**TASK BRIEF:** Extract all lines that hold the string "call".

**GIVEN RECORDS:**
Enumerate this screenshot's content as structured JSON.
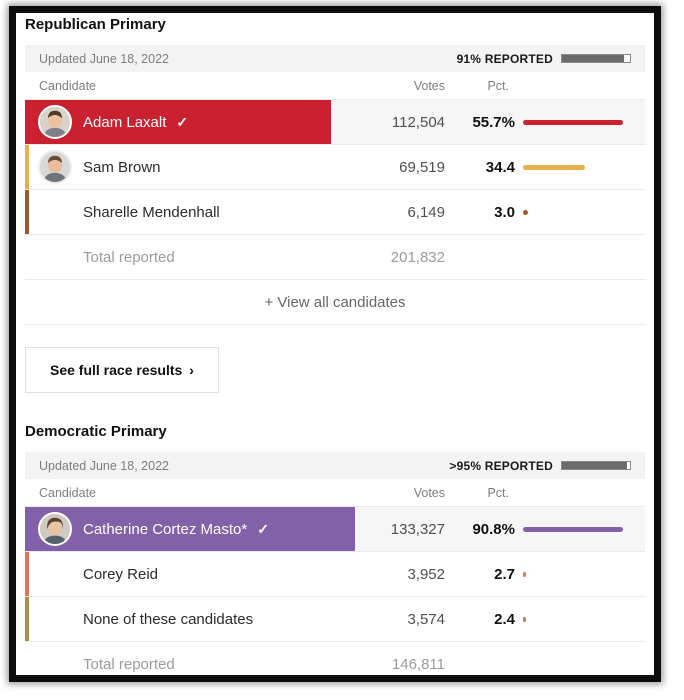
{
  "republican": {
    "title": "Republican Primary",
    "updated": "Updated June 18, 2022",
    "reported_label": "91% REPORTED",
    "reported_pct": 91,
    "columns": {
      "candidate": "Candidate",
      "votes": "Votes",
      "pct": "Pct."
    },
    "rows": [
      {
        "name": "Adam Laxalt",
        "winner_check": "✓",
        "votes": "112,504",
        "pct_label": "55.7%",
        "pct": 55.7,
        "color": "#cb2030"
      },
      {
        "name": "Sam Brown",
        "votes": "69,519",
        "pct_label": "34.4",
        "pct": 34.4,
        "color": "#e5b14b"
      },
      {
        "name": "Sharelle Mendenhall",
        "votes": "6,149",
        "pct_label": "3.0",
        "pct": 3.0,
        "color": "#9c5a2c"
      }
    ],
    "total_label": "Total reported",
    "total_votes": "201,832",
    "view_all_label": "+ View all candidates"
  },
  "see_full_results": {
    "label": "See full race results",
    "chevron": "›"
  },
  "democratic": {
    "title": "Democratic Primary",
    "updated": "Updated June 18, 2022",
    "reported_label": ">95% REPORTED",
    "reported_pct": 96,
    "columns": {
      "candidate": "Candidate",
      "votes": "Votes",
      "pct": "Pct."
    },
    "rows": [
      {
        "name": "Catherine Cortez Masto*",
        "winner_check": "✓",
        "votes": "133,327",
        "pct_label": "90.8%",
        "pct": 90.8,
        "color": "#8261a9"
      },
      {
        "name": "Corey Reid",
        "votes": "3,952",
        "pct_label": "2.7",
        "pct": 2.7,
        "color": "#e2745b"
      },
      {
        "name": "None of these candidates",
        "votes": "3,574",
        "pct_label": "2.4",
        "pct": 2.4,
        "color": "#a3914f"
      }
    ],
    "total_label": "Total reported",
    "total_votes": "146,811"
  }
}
==
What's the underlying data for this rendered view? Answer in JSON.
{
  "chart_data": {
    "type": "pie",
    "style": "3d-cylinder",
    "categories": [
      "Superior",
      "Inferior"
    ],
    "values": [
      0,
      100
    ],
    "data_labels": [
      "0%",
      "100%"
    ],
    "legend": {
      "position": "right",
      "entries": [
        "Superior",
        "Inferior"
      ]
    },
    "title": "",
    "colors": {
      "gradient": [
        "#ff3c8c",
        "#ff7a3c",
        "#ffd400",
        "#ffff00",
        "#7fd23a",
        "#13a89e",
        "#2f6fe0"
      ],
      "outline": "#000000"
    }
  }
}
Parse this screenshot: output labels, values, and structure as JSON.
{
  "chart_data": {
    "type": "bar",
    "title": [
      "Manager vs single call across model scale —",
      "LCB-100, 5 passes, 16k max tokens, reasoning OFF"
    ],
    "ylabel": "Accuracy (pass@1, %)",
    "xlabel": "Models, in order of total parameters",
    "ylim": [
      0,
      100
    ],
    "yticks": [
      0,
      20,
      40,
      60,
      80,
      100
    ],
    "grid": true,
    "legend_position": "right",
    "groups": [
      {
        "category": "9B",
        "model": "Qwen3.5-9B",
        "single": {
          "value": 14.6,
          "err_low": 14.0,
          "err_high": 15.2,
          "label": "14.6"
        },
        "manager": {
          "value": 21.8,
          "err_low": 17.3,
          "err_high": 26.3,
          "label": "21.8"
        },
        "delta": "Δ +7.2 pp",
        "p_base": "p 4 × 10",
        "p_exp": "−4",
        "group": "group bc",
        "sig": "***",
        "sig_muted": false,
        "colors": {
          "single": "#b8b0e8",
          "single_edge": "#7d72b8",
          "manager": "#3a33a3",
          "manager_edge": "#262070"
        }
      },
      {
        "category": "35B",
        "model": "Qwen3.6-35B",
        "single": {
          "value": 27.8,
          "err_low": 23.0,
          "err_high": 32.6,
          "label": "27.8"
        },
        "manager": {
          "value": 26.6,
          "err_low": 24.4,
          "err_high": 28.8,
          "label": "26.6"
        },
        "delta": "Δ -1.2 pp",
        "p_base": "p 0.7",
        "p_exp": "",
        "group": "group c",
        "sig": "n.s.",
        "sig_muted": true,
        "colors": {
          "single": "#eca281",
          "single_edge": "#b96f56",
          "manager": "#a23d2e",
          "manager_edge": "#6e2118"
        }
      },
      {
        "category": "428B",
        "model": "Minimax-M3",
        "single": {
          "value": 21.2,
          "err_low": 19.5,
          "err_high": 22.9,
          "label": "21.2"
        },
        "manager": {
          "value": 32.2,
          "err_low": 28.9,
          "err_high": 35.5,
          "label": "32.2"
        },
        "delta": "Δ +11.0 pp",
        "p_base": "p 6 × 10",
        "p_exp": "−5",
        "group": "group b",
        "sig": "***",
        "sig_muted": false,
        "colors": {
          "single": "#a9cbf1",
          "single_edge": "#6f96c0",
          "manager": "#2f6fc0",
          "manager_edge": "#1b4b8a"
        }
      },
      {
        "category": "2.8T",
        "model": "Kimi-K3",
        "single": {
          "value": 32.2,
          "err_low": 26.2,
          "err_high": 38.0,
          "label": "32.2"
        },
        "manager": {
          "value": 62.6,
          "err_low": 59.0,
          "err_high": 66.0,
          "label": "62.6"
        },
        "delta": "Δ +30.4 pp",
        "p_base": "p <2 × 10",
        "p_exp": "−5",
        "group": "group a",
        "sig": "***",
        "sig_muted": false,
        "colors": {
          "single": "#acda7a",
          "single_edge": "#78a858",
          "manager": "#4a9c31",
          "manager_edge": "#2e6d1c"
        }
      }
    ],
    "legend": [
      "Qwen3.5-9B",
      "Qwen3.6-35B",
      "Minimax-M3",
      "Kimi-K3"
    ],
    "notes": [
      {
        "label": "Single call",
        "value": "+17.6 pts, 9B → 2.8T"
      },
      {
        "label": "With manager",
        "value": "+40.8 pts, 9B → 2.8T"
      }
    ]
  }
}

**CORRECT RESULT:**
      "Manager vs single call across model scale —",
        "label": "Single call",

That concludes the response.